Repeat the whole listing exactly.

## BEGIN DATASET EXCERPTS

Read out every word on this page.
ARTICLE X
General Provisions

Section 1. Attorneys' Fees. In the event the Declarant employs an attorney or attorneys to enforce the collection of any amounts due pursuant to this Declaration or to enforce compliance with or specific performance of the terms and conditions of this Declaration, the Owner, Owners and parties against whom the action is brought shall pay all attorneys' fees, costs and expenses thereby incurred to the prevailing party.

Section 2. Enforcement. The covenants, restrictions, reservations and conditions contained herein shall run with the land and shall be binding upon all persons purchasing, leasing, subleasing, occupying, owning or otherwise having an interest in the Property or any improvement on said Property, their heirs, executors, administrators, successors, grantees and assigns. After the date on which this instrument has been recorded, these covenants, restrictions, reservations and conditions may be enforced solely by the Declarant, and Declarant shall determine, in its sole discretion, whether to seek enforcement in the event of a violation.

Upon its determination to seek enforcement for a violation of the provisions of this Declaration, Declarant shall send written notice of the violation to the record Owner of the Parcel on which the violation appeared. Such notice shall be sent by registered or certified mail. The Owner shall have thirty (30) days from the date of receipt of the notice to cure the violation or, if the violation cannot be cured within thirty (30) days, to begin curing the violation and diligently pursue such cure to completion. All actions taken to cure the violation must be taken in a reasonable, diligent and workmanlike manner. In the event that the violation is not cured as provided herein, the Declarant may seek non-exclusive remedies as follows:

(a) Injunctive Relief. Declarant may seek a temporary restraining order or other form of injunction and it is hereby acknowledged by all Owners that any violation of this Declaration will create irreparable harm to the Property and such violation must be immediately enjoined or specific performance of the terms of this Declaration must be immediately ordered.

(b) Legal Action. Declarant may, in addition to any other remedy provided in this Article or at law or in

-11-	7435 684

## END DATASET EXCERPTS

▸ **EXPECTED OUTPUT**
Read out every word on this page.
ARTICLE X
General Provisions

Section 1. Attorneys' Fees. In the event the Declarant employs an attorney or attorneys to enforce the collection of any amounts due pursuant to this Declaration or to enforce compliance with or specific performance of the terms and conditions of this Declaration, the Owner, Owners and parties against whom the action is brought shall pay all attorneys' fees, costs and expenses thereby incurred to the prevailing party.

Section 2. Enforcement. The covenants, restrictions, reservations and conditions contained herein shall run with the land and shall be binding upon all persons purchasing, leasing, subleasing, occupying, owning or otherwise having an interest in the Property or any improvement on said Property, their heirs, executors, administrators, successors, grantees and assigns. After the date on which this instrument has been recorded, these covenants, restrictions, reservations and conditions may be enforced solely by the Declarant, and Declarant shall determine, in its sole discretion, whether to seek enforcement in the event of a violation.

Upon its determination to seek enforcement for a violation of the provisions of this Declaration, Declarant shall send written notice of the violation to the record Owner of the Parcel on which the violation appeared. Such notice shall be sent by registered or certified mail. The Owner shall have thirty (30) days from the date of receipt of the notice to cure the violation or, if the violation cannot be cured within thirty (30) days, to begin curing the violation and diligently pursue such cure to completion. All actions taken to cure the violation must be taken in a reasonable, diligent and workmanlike manner. In the event that the violation is not cured as provided herein, the Declarant may seek non-exclusive remedies as follows:

(a) Injunctive Relief. Declarant may seek a temporary restraining order or other form of injunction and it is hereby acknowledged by all Owners that any violation of this Declaration will create irreparable harm to the Property and such violation must be immediately enjoined or specific performance of the terms of this Declaration must be immediately ordered.

(b) Legal Action. Declarant may, in addition to any other remedy provided in this Article or at law or in

-11-	7435 684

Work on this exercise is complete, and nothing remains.